> _Dataset rows_:
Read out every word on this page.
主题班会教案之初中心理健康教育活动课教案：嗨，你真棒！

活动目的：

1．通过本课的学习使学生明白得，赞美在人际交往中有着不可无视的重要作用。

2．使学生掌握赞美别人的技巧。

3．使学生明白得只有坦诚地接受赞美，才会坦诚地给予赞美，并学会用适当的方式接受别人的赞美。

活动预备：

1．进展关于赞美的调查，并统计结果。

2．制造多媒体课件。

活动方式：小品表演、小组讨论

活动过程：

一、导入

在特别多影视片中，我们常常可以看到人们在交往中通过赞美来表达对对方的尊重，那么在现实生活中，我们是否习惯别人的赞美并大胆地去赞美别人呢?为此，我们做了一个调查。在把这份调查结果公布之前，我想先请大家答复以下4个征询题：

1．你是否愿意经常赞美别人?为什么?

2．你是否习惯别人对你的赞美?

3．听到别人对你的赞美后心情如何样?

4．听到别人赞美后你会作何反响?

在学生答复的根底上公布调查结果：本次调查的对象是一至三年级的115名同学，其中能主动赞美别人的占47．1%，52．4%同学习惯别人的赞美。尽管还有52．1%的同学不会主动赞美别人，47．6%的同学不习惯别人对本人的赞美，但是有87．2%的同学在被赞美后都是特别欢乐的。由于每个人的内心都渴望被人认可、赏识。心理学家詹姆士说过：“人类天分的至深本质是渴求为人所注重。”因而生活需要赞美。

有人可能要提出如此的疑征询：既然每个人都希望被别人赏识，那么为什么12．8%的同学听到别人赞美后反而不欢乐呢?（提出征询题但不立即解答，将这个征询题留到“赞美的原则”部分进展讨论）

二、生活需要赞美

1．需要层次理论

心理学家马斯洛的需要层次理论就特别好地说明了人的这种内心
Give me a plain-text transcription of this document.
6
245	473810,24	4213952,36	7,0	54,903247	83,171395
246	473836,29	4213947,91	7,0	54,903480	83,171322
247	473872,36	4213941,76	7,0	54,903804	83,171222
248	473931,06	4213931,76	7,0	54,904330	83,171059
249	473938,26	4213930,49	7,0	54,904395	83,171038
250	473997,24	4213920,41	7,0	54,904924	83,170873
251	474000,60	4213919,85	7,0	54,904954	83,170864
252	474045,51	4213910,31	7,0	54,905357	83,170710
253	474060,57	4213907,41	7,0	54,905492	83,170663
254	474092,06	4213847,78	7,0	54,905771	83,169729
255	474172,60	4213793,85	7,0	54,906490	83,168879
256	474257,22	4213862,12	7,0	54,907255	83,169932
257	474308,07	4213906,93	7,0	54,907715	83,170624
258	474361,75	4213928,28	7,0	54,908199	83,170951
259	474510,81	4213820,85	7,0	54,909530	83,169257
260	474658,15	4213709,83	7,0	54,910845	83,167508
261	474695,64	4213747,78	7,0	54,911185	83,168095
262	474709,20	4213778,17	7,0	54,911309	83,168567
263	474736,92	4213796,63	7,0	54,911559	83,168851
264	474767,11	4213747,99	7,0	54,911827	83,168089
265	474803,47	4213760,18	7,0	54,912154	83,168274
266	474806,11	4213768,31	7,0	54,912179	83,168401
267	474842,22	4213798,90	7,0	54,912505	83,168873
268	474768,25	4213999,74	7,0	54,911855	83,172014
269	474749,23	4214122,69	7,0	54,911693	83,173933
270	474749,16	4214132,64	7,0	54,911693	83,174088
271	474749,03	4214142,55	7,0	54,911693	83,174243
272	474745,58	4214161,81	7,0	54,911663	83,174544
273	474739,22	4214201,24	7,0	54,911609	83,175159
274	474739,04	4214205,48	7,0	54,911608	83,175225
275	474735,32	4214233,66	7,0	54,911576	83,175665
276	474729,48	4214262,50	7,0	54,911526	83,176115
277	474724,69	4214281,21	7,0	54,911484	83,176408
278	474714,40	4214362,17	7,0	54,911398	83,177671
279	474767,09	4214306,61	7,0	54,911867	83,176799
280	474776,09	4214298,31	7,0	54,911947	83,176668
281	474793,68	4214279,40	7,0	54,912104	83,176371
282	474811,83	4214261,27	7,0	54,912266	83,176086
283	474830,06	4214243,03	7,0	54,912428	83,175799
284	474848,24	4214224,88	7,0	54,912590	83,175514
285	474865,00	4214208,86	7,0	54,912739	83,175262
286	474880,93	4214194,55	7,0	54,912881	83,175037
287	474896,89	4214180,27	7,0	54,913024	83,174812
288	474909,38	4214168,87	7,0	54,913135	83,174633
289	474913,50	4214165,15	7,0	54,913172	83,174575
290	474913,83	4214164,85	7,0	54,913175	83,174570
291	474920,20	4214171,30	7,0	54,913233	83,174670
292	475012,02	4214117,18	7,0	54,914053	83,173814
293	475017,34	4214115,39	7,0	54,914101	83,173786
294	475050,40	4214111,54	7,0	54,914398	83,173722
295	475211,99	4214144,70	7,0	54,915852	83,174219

> _Stated task_: Make a list of all lines in the data that contain "this".

> _Answer to the problem_:
Read out every word on this page.
Give me a plain-text transcription of this document.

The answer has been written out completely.